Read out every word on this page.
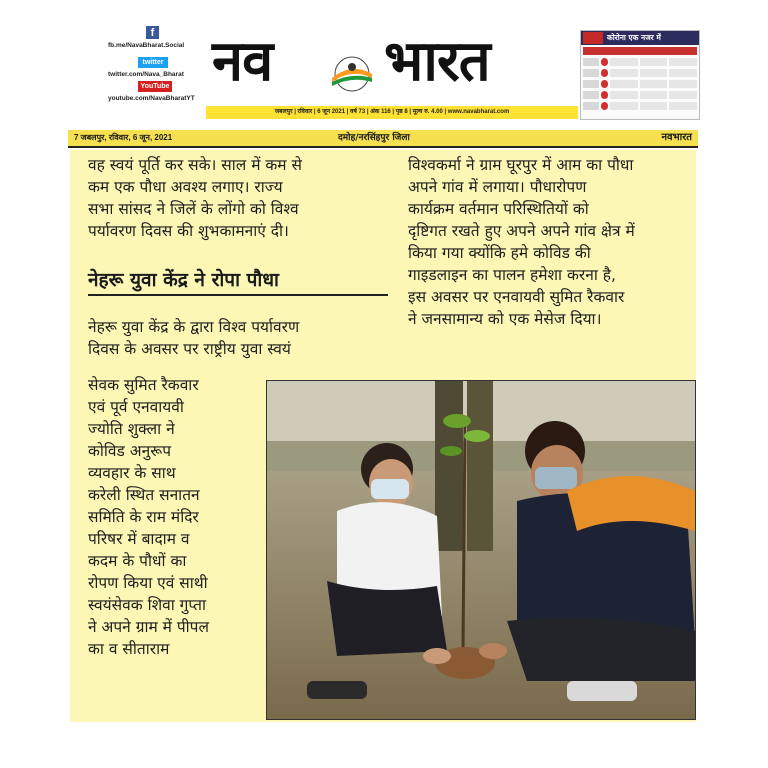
f
fb.me/NavaBharat.Social
twitter
twitter.com/Nava_Bharat
YouTube
youtube.com/NavaBharatYT
नव भारत
जबलपुर | रविवार | 6 जून 2021 | वर्ष 73 | अंक 116 | पृष्ठ 8 | मूल्य रु. 4.00 | www.navabharat.com
कोरोना एक नजर में
7 जबलपुर, रविवार, 6 जून, 2021	दमोह/नरसिंहपुर जिला	नवभारत
वह स्वयं पूर्ति कर सके। साल में कम से
कम एक पौधा अवश्य लगाए। राज्य
सभा सांसद ने जिलें के लोंगो को विश्व
पर्यावरण दिवस की शुभकामनाएं दी।
नेहरू युवा केंद्र ने रोपा पौधा
नेहरू युवा केंद्र के द्वारा विश्व पर्यावरण
दिवस के अवसर पर राष्ट्रीय युवा स्वयं
सेवक सुमित रैकवार
एवं पूर्व एनवायवी
ज्योति शुक्ला ने
कोविड अनुरूप
व्यवहार के साथ
करेली स्थित सनातन
समिति के राम मंदिर
परिषर में बादाम व
कदम के पौधों का
रोपण किया एवं साथी
स्वयंसेवक शिवा गुप्ता
ने अपने ग्राम में पीपल
का व सीताराम
विश्वकर्मा ने ग्राम घूरपुर में आम का पौधा
अपने गांव में लगाया। पौधारोपण
कार्यक्रम वर्तमान परिस्थितियों को
दृष्टिगत रखते हुए अपने अपने गांव क्षेत्र में
किया गया क्योंकि हमे कोविड की
गाइडलाइन का पालन हमेशा करना है,
इस अवसर पर एनवायवी सुमित रैकवार
ने जनसामान्य को एक मेसेज दिया।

---+---

GIVEN PROBLEM
Of the lines above, how many hold the string "अवसर"? Answer with only the number.

OUTPUT OF THE EXERCISE
2